Please say how many lines of the listing hold "ОПРАВДАЮ", with no other words in the answer.

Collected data

====

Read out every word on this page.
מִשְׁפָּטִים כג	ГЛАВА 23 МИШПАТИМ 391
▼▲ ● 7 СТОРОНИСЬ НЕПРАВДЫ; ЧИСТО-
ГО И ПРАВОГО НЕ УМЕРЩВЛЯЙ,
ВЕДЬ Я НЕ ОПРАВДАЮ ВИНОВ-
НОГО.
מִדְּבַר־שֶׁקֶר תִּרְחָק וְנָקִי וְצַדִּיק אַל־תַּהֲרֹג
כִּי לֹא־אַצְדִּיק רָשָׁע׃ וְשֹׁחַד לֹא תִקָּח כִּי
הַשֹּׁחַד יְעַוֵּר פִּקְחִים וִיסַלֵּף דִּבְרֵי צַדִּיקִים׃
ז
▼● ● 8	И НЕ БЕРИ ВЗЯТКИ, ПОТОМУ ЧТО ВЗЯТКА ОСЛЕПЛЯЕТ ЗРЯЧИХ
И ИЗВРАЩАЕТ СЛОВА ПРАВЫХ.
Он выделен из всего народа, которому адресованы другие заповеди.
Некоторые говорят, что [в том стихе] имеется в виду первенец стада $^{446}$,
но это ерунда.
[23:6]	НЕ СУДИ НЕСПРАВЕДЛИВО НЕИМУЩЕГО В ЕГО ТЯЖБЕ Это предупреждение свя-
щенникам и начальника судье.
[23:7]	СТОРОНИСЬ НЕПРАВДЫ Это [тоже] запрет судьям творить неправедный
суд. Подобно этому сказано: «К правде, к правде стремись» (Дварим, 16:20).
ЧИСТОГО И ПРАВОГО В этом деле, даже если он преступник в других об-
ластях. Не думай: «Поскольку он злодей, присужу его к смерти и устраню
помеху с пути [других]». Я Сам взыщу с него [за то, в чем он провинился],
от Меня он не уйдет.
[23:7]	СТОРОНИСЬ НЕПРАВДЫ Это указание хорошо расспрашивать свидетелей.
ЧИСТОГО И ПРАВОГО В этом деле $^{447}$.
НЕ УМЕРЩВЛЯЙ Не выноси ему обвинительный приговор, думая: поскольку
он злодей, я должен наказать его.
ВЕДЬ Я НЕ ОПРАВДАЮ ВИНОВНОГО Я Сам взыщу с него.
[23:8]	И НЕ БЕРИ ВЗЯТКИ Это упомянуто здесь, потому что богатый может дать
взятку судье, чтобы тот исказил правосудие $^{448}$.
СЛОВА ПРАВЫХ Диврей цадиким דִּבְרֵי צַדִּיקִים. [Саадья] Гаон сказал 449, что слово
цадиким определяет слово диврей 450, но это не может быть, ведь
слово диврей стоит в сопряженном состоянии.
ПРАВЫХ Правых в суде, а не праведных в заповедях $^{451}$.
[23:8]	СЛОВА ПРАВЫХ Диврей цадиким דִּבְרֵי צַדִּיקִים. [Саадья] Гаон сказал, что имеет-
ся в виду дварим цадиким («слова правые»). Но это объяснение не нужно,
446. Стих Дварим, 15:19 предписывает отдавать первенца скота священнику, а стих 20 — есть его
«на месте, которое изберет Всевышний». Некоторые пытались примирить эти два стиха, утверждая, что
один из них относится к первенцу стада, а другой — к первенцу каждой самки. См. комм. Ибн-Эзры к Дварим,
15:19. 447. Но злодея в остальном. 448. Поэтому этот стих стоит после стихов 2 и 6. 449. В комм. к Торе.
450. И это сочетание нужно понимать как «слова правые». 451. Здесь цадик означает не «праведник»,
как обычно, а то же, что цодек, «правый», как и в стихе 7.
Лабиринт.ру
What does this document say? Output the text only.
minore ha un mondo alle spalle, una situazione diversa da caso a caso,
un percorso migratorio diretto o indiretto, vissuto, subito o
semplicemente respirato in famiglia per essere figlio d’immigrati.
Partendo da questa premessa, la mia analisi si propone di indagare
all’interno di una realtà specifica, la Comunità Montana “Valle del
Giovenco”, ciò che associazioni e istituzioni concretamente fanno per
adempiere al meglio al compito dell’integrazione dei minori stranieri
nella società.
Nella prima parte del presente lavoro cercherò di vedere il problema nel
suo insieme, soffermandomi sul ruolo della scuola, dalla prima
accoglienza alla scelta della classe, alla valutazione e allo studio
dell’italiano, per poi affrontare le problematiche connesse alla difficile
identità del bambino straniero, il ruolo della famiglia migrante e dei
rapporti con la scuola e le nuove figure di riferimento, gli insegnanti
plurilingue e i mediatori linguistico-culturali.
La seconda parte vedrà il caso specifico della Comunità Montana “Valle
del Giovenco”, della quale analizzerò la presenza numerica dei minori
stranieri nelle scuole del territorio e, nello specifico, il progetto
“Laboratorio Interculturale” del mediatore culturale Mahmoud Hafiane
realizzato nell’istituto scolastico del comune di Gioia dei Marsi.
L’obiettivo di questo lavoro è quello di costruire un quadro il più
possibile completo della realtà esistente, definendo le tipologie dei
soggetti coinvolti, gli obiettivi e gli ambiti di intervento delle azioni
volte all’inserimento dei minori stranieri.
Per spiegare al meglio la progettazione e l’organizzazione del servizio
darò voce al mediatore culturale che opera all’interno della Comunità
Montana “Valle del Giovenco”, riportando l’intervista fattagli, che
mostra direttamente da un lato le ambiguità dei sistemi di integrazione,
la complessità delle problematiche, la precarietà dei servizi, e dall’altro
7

====

Task result: 2